--- Begin Data in this exercise ---
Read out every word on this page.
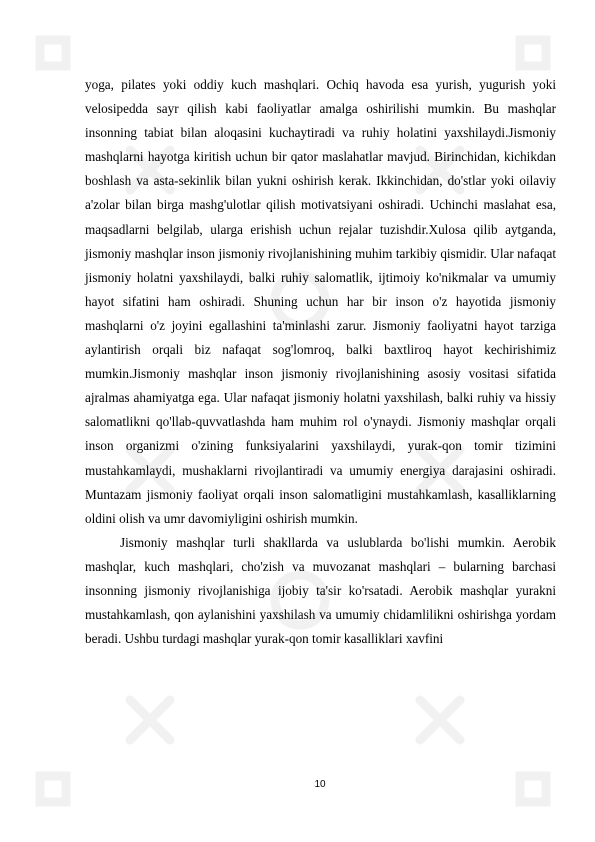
yoga, pilates yoki oddiy kuch mashqlari. Ochiq havoda esa yurish, yugurish yoki velosipedda sayr qilish kabi faoliyatlar amalga oshirilishi mumkin. Bu mashqlar insonning tabiat bilan aloqasini kuchaytiradi va ruhiy holatini yaxshilaydi.Jismoniy mashqlarni hayotga kiritish uchun bir qator maslahatlar mavjud. Birinchidan, kichikdan boshlash va asta-sekinlik bilan yukni oshirish kerak. Ikkinchidan, do'stlar yoki oilaviy a'zolar bilan birga mashg'ulotlar qilish motivatsiyani oshiradi. Uchinchi maslahat esa, maqsadlarni belgilab, ularga erishish uchun rejalar tuzishdir.Xulosa qilib aytganda, jismoniy mashqlar inson jismoniy rivojlanishining muhim tarkibiy qismidir. Ular nafaqat jismoniy holatni yaxshilaydi, balki ruhiy salomatlik, ijtimoiy ko'nikmalar va umumiy hayot sifatini ham oshiradi. Shuning uchun har bir inson o'z hayotida jismoniy mashqlarni o'z joyini egallashini ta'minlashi zarur. Jismoniy faoliyatni hayot tarziga aylantirish orqali biz nafaqat sog'lomroq, balki baxtliroq hayot kechirishimiz mumkin.Jismoniy mashqlar inson jismoniy rivojlanishining asosiy vositasi sifatida ajralmas ahamiyatga ega. Ular nafaqat jismoniy holatni yaxshilash, balki ruhiy va hissiy salomatlikni qo'llab-quvvatlashda ham muhim rol o'ynaydi. Jismoniy mashqlar orqali inson organizmi o'zining funksiyalarini yaxshilaydi, yurak-qon tomir tizimini mustahkamlaydi, mushaklarni rivojlantiradi va umumiy energiya darajasini oshiradi. Muntazam jismoniy faoliyat orqali inson salomatligini mustahkamlash, kasalliklarning oldini olish va umr davomiyligini oshirish mumkin.

Jismoniy mashqlar turli shakllarda va uslublarda bo'lishi mumkin. Aerobik mashqlar, kuch mashqlari, cho'zish va muvozanat mashqlari – bularning barchasi insonning jismoniy rivojlanishiga ijobiy ta'sir ko'rsatadi. Aerobik mashqlar yurakni mustahkamlash, qon aylanishini yaxshilash va umumiy chidamlilikni oshirishga yordam beradi. Ushbu turdagi mashqlar yurak-qon tomir kasalliklari xavfini

10
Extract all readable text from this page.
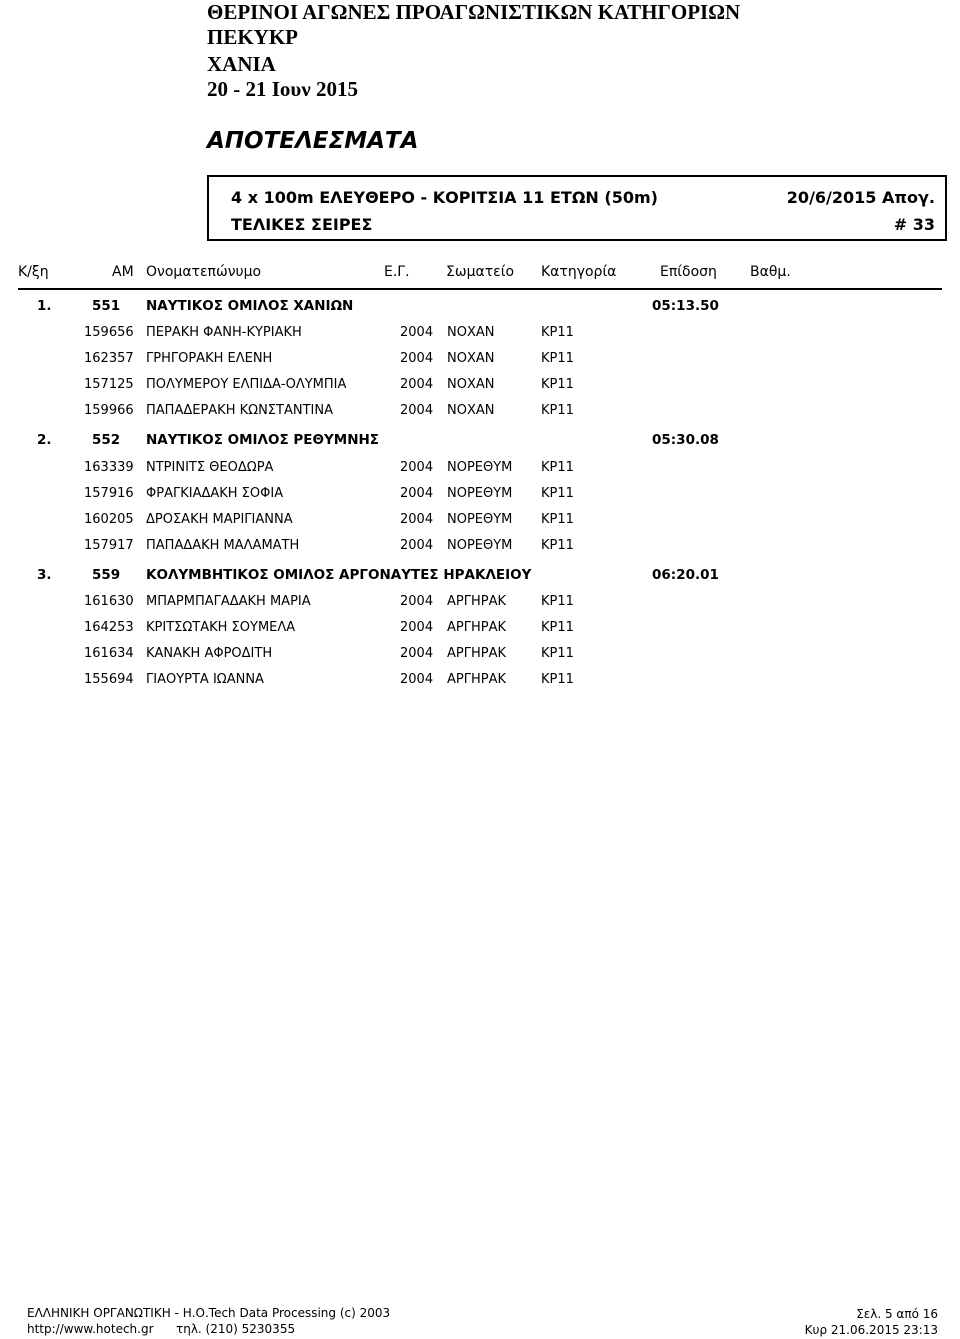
ΘΕΡΙΝΟΙ ΑΓΩΝΕΣ ΠΡΟΑΓΩΝΙΣΤΙΚΩΝ ΚΑΤΗΓΟΡΙΩΝ
ΠΕΚΥΚΡ
ΧΑΝΙΑ
20 - 21 Ιουν 2015
ΑΠΟΤΕΛΕΣΜΑΤΑ
4 x 100m ΕΛΕΥΘΕΡΟ - ΚΟΡΙΤΣΙΑ 11 ΕΤΩΝ (50m)	20/6/2015 Απογ.
ΤΕΛΙΚΕΣ ΣΕΙΡΕΣ	# 33
Κ/ξη	ΑΜ Ονοματεπώνυμο	Ε.Γ.	Σωματείο Κατηγορία	Επίδοση Βαθμ.
1.	551 ΝΑΥΤΙΚΟΣ ΟΜΙΛΟΣ ΧΑΝΙΩΝ	05:13.50
159656 ΠΕΡΑΚΗ ΦΑΝΗ-ΚΥΡΙΑΚΗ	2004 ΝΟΧΑΝ	ΚΡ11
162357 ΓΡΗΓΟΡΑΚΗ ΕΛΕΝΗ	2004 ΝΟΧΑΝ	ΚΡ11
157125 ΠΟΛΥΜΕΡΟΥ ΕΛΠΙΔΑ-ΟΛΥΜΠΙΑ	2004 ΝΟΧΑΝ	ΚΡ11
159966 ΠΑΠΑΔΕΡΑΚΗ ΚΩΝΣΤΑΝΤΙΝΑ	2004 ΝΟΧΑΝ	ΚΡ11
2.	552 ΝΑΥΤΙΚΟΣ ΟΜΙΛΟΣ ΡΕΘΥΜΝΗΣ	05:30.08
163339 ΝΤΡΙΝΙΤΣ ΘΕΟΔΩΡΑ	2004 ΝΟΡΕΘΥΜ ΚΡ11
157916 ΦΡΑΓΚΙΑΔΑΚΗ ΣΟΦΙΑ	2004 ΝΟΡΕΘΥΜ ΚΡ11
160205 ΔΡΟΣΑΚΗ ΜΑΡΙΓΙΑΝΝΑ	2004 ΝΟΡΕΘΥΜ ΚΡ11
157917 ΠΑΠΑΔΑΚΗ ΜΑΛΑΜΑΤΗ	2004 ΝΟΡΕΘΥΜ ΚΡ11
3.	559 ΚΟΛΥΜΒΗΤΙΚΟΣ ΟΜΙΛΟΣ ΑΡΓΟΝΑΥΤΕΣ ΗΡΑΚΛΕΙΟΥ	06:20.01
161630 ΜΠΑΡΜΠΑΓΑΔΑΚΗ ΜΑΡΙΑ	2004 ΑΡΓΗΡΑΚ	ΚΡ11
164253 ΚΡΙΤΣΩΤΑΚΗ ΣΟΥΜΕΛΑ	2004 ΑΡΓΗΡΑΚ	ΚΡ11
161634 ΚΑΝΑΚΗ ΑΦΡΟΔΙΤΗ	2004 ΑΡΓΗΡΑΚ	ΚΡ11
155694 ΓΙΑΟΥΡΤΑ ΙΩΑΝΝΑ	2004 ΑΡΓΗΡΑΚ	ΚΡ11
ΕΛΛΗΝΙΚΗ ΟΡΓΑΝΩΤΙΚΗ - Η.Ο.Tech Data Processing (c) 2003
http://www.hotech.gr τηλ. (210) 5230355
Σελ. 5 από 16
Κυρ 21.06.2015 23:13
--- End Data in this exercise ---
> **Task directions**
Gather up every line from the listing above in which the word "ΝΟΡΕΘΥΜ" occurs.

> **Exercise response**
163339 ΝΤΡΙΝΙΤΣ ΘΕΟΔΩΡΑ	2004 ΝΟΡΕΘΥΜ ΚΡ11
157916 ΦΡΑΓΚΙΑΔΑΚΗ ΣΟΦΙΑ	2004 ΝΟΡΕΘΥΜ ΚΡ11
160205 ΔΡΟΣΑΚΗ ΜΑΡΙΓΙΑΝΝΑ	2004 ΝΟΡΕΘΥΜ ΚΡ11
157917 ΠΑΠΑΔΑΚΗ ΜΑΛΑΜΑΤΗ	2004 ΝΟΡΕΘΥΜ ΚΡ11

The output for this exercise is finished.